**Instructions for the task**
Find each line with the word "object" and state how many there are, nothing more.

**Materials provided**
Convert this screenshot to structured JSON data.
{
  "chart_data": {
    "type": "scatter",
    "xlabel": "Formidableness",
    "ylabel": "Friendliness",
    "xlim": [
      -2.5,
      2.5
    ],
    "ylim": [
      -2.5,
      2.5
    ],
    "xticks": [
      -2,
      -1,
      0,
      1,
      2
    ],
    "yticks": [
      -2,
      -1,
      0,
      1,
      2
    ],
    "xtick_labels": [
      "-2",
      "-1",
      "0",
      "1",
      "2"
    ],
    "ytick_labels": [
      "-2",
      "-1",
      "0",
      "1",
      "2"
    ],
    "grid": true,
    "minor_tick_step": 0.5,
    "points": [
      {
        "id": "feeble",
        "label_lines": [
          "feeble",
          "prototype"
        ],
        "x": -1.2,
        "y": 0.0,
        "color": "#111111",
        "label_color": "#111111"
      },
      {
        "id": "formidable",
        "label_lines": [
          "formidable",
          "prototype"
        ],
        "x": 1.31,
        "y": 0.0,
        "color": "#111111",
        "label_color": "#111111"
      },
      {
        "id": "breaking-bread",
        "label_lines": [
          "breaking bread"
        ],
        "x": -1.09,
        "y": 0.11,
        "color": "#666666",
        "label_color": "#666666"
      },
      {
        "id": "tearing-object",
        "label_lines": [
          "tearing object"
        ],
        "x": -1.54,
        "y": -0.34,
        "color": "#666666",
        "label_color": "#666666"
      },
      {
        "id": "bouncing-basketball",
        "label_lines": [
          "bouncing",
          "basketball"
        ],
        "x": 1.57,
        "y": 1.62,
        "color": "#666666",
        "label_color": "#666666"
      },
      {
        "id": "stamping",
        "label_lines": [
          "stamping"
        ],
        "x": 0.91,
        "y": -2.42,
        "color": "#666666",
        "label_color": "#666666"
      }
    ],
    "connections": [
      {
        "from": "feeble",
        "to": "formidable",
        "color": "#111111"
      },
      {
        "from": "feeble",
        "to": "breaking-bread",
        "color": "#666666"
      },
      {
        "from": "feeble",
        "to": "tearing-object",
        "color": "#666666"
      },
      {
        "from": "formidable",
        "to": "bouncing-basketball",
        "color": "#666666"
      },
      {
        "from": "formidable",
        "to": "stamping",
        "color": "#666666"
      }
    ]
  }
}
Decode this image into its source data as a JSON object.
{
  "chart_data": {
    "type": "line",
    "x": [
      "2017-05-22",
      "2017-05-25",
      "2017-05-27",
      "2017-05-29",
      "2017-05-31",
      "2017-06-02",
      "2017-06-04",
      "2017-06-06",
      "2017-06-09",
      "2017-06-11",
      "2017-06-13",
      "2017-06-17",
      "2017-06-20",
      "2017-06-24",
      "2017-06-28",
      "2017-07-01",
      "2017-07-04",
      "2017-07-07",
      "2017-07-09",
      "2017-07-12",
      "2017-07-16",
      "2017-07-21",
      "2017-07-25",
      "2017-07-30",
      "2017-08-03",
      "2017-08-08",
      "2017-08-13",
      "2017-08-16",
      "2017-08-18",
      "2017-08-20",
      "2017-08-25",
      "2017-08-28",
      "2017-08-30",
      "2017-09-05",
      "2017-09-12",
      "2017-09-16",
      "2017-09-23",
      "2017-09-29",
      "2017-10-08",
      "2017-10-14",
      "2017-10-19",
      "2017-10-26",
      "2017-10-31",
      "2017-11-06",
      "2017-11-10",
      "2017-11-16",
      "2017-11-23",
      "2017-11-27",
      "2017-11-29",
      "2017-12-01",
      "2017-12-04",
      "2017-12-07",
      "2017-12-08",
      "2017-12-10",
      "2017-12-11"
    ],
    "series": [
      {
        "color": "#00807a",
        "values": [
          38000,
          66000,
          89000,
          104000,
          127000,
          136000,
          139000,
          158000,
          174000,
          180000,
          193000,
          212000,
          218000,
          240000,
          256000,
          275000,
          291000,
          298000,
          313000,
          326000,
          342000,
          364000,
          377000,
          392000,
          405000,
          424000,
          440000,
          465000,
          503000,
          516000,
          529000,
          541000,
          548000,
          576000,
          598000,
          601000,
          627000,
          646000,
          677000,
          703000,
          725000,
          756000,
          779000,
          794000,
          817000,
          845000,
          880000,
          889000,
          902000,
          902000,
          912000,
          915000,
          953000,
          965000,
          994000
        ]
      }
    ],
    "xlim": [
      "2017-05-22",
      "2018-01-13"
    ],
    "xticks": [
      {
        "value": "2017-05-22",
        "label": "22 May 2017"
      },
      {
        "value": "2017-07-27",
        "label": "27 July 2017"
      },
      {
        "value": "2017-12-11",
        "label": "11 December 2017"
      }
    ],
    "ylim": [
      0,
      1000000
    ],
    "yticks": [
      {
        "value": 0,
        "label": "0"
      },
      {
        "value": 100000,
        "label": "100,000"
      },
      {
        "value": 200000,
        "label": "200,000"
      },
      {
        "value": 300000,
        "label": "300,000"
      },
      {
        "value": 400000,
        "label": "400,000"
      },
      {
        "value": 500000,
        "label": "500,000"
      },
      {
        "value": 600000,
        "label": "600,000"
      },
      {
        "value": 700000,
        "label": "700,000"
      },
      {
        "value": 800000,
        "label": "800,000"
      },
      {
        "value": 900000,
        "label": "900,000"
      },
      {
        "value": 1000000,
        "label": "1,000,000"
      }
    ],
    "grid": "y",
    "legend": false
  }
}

**Complete output**
4